Collection entries:
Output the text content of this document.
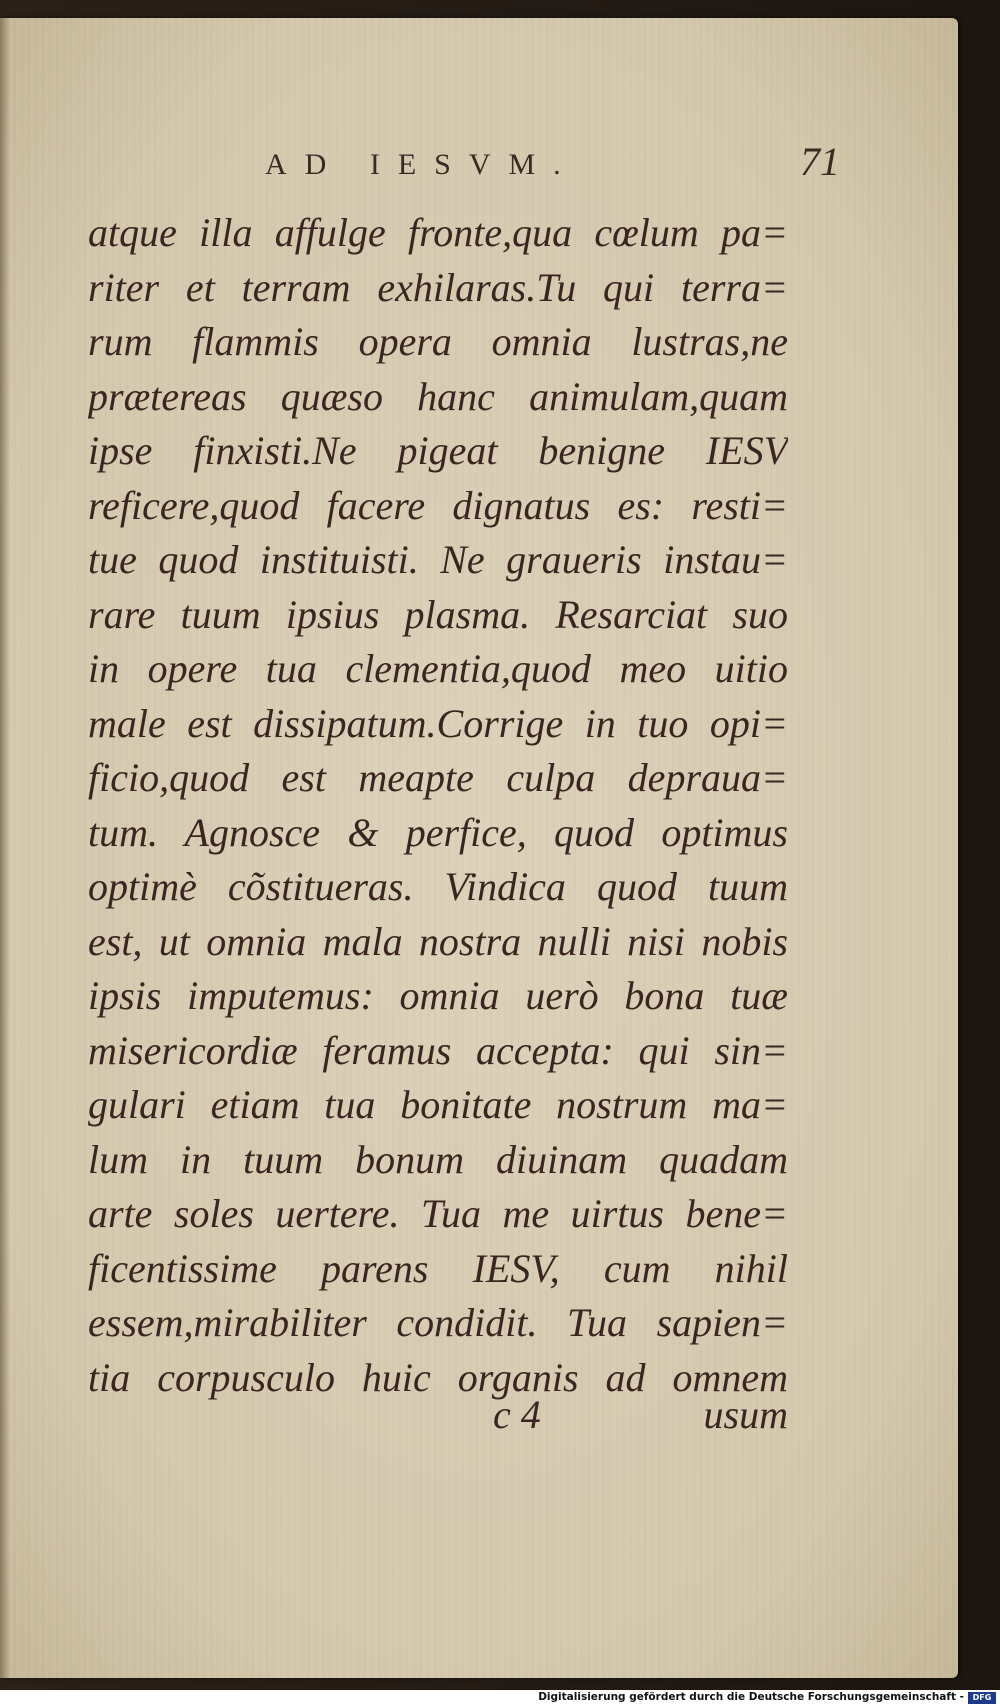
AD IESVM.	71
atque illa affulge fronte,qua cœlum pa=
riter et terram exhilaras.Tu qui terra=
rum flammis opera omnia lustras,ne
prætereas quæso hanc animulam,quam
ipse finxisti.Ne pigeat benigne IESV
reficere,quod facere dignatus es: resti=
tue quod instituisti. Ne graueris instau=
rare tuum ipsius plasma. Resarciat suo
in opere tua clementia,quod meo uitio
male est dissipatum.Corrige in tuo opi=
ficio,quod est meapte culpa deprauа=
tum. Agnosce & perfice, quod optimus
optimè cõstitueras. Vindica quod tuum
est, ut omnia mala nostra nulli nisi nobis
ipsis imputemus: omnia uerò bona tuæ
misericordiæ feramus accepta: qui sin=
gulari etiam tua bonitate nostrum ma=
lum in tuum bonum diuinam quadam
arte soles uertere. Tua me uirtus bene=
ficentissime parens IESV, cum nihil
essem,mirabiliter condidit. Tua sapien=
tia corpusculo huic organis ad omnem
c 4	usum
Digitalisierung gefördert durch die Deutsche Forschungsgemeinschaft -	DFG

## To be done
Print every entry exactly as written, without the pictures.

## Task solution
Output the text content of this document.
AD IESVM.	71
atque illa affulge fronte,qua cœlum pa=
riter et terram exhilaras.Tu qui terra=
rum flammis opera omnia lustras,ne
prætereas quæso hanc animulam,quam
ipse finxisti.Ne pigeat benigne IESV
reficere,quod facere dignatus es: resti=
tue quod instituisti. Ne graueris instau=
rare tuum ipsius plasma. Resarciat suo
in opere tua clementia,quod meo uitio
male est dissipatum.Corrige in tuo opi=
ficio,quod est meapte culpa deprauа=
tum. Agnosce & perfice, quod optimus
optimè cõstitueras. Vindica quod tuum
est, ut omnia mala nostra nulli nisi nobis
ipsis imputemus: omnia uerò bona tuæ
misericordiæ feramus accepta: qui sin=
gulari etiam tua bonitate nostrum ma=
lum in tuum bonum diuinam quadam
arte soles uertere. Tua me uirtus bene=
ficentissime parens IESV, cum nihil
essem,mirabiliter condidit. Tua sapien=
tia corpusculo huic organis ad omnem
c 4	usum
Digitalisierung gefördert durch die Deutsche Forschungsgemeinschaft -	DFG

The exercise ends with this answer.